** TASK GOAL **
Tally the lines that hold the word "perciò" and reply with that figure only.

** Extracted records **
------
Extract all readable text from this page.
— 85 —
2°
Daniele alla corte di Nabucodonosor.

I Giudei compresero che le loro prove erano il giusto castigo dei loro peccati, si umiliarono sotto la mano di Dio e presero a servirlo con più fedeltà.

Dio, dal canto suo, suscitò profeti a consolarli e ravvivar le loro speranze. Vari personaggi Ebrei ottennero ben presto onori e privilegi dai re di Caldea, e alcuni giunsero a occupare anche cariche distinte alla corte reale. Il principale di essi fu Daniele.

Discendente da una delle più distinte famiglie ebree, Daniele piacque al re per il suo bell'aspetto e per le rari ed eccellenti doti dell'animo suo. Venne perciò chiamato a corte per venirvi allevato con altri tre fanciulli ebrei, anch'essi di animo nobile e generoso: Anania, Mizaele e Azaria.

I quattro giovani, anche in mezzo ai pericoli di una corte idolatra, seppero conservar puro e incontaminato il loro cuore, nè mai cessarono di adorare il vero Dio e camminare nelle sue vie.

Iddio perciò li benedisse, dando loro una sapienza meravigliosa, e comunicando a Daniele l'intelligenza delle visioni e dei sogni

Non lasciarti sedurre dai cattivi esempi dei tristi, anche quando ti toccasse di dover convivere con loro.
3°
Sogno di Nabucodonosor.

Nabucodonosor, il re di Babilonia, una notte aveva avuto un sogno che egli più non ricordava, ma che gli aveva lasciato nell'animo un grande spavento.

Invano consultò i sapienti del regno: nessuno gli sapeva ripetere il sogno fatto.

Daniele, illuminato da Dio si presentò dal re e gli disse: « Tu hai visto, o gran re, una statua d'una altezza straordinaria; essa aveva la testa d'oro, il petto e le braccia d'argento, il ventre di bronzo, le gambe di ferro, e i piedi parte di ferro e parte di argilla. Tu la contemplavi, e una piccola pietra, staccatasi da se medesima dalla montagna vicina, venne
------
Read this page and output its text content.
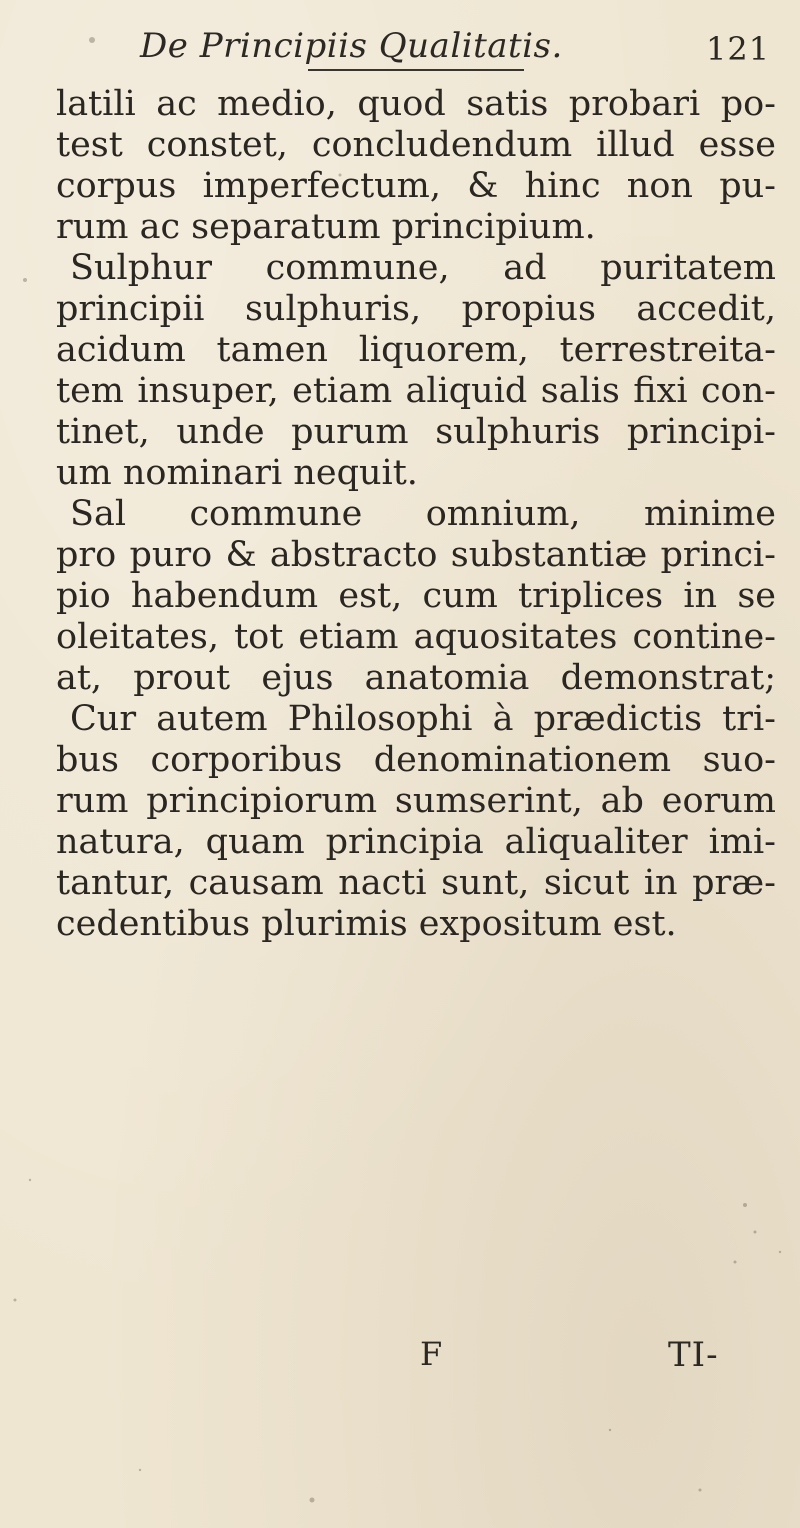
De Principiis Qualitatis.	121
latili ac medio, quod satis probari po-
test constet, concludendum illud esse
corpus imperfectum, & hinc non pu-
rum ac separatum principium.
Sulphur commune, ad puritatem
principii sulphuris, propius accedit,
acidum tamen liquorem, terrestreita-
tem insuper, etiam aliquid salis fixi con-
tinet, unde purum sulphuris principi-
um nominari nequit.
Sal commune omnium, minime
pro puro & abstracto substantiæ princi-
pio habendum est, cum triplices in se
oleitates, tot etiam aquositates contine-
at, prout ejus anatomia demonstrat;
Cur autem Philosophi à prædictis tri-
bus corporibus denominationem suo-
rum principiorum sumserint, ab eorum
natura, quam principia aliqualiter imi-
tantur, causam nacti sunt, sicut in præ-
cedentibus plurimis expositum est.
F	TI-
------
** CORRECT ANSWER **
2